Selection:

□ □ □ □ □ □ □

Hi, I agree with phil, you need to focus on your self esteem, build up your confidence, shame on your partner making you feel that way, you need to be strong and put yourself first, tell him how hes made you feel, tell him you dont want to have these insecure feelings and feeling not good enough, tell him you want to be happy, see if theres anything he can do! when the person you love hurts you and you stay with them you sometimes think the pain they once caused you will go away but to be honest it will take quite a while as you put your guard up....its obvious you want this to be the guy you spend the rest of your life with, try to speak to him, see if he can reassure you, rebuild your trust in him back up...do some nice things as a couple, dont need to spend lots of money just go for nice walks in the park, have fun together and see if that will help??


----------



## Faithful` (Sep 16, 2010)

My heart goes out to you because i am going through the same thing now. Right now it is in ur power. U either choose to trust him or u don't. U need to make that decision and stick to it. Is he giving u reasons not to trust him? DO u have low self esteem?

I have very low self esteem so i started to work on myself FOR myself. I work out daily, eat well, get my hair done and follow a daily beauty treatment routine. I also make sure he is aware of how well i treat myself because i want him to know that i am beautiful, sexy and i am worth looking after. Treat urself well and others will treat u well too. 

Also another thing that has worked well with me is pointing out when a good looking man is around, whether it be on tv or in person. Just every now and then, not every single time. I do it to remind my partner that he isn't the only one that could be attracted to others, and that there r many other guys out there that could b better looking than him. 

I hope things work out with u, keep me updated!


----------

□ □ □ □ □ □ □

Layout annotation data
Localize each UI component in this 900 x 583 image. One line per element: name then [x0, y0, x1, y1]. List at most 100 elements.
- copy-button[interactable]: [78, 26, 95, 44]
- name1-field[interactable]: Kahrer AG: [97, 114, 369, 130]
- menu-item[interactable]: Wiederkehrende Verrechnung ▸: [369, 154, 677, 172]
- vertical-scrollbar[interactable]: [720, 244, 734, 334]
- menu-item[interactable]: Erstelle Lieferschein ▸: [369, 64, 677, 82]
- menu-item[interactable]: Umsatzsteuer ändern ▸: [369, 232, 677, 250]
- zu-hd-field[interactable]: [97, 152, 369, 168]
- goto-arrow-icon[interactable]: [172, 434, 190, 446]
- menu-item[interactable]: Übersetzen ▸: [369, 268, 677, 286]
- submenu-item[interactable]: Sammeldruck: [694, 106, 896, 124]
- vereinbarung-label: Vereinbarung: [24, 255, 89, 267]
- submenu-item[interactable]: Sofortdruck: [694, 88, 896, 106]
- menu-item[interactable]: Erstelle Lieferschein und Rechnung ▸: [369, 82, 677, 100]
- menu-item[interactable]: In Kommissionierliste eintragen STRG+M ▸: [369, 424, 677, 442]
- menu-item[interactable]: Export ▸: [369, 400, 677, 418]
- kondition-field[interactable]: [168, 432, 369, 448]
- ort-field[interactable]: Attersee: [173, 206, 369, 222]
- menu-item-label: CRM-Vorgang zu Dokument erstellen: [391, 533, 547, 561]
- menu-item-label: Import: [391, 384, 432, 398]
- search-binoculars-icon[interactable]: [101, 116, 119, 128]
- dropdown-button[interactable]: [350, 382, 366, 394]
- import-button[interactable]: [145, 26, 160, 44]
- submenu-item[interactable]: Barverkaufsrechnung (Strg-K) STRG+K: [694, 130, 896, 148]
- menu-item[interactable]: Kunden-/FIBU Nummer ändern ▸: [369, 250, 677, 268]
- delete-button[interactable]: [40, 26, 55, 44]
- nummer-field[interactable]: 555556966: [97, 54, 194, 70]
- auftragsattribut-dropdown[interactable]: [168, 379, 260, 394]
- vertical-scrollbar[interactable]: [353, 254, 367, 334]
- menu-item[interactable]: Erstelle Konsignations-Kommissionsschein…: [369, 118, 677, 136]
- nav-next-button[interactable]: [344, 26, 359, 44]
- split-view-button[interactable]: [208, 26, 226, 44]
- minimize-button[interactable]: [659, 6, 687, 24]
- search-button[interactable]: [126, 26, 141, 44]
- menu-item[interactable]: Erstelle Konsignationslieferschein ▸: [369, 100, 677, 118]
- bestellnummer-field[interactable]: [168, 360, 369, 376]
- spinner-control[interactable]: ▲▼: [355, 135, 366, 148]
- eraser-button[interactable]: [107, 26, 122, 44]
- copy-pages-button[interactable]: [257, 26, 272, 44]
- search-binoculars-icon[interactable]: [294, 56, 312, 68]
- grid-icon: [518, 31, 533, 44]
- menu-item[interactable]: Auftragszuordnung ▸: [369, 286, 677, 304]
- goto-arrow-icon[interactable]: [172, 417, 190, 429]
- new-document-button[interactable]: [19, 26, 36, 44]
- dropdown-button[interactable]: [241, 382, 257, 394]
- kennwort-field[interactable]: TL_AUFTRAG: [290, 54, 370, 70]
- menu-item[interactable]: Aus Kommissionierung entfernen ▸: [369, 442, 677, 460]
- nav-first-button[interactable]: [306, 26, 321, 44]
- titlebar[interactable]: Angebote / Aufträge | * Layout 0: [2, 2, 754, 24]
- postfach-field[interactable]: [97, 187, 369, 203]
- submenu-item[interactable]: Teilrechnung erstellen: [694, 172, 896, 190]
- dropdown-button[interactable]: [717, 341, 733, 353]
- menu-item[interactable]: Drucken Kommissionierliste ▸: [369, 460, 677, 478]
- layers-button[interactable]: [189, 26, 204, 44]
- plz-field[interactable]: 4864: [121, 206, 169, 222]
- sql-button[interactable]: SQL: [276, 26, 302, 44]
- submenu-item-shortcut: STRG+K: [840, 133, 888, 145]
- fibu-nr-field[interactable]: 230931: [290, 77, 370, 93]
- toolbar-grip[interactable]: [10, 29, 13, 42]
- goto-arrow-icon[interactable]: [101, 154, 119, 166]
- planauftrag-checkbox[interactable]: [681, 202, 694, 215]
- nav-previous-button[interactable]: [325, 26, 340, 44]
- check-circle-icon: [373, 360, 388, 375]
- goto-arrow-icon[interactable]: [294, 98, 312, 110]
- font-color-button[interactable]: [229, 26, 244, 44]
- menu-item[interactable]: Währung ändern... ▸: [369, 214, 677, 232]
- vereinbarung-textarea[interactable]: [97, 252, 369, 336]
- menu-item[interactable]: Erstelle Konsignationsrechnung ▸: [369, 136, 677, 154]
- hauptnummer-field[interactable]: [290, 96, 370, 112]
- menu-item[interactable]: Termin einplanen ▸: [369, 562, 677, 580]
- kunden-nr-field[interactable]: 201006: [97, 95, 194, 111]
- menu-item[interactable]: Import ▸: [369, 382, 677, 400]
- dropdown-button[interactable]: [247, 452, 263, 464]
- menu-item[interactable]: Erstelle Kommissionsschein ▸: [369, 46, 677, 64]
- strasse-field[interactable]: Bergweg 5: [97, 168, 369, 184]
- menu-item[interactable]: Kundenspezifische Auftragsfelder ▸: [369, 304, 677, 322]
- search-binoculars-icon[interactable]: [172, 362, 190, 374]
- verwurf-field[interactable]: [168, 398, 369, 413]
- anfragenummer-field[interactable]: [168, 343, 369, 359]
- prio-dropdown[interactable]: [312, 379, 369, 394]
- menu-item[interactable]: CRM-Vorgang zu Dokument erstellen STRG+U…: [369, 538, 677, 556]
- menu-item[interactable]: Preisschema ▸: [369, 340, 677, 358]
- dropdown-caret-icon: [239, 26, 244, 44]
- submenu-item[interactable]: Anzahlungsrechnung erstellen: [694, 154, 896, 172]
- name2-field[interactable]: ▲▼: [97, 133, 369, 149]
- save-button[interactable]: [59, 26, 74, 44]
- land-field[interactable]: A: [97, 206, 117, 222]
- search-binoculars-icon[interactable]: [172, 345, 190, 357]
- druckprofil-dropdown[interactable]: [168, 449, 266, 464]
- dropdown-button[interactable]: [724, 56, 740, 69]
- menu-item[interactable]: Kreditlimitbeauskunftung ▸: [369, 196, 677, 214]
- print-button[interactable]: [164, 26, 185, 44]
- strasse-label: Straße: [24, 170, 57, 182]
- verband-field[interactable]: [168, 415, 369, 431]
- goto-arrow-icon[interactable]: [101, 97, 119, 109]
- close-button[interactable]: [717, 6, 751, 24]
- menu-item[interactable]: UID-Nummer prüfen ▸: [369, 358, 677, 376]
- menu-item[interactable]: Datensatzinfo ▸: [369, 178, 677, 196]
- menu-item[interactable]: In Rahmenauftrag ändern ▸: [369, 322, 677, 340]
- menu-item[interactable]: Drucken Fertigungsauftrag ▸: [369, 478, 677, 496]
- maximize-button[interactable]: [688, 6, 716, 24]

□ □ □ □ □ □ □

Problem 1: Reproduce the part of the forum thread starting with "I have very" and going on through "looking than him.".
Problem 2: In the forum thread, what things does Faithful` list doing as part of working on themselves?
These entries were drawn from a separate source.

Correct output 1:
I have very low self esteem so i started to work on myself FOR myself. I work out daily, eat well, get my hair done and follow a daily beauty treatment routine. I also make sure he is aware of how well i treat myself because i want him to know that i am beautiful, sexy and i am worth looking after. Treat urself well and others will treat u well too. 

Also another thing that has worked well with me is pointing out when a good looking man is around, whether it be on tv or in person. Just every now and then, not every single time. I do it to remind my partner that he isn't the only one that could be attracted to others, and that there r many other guys out there that could b better looking than him.

Correct output 2:
- Working out daily
- Eating well
- Getting their hair done
- Following a daily beauty treatment routine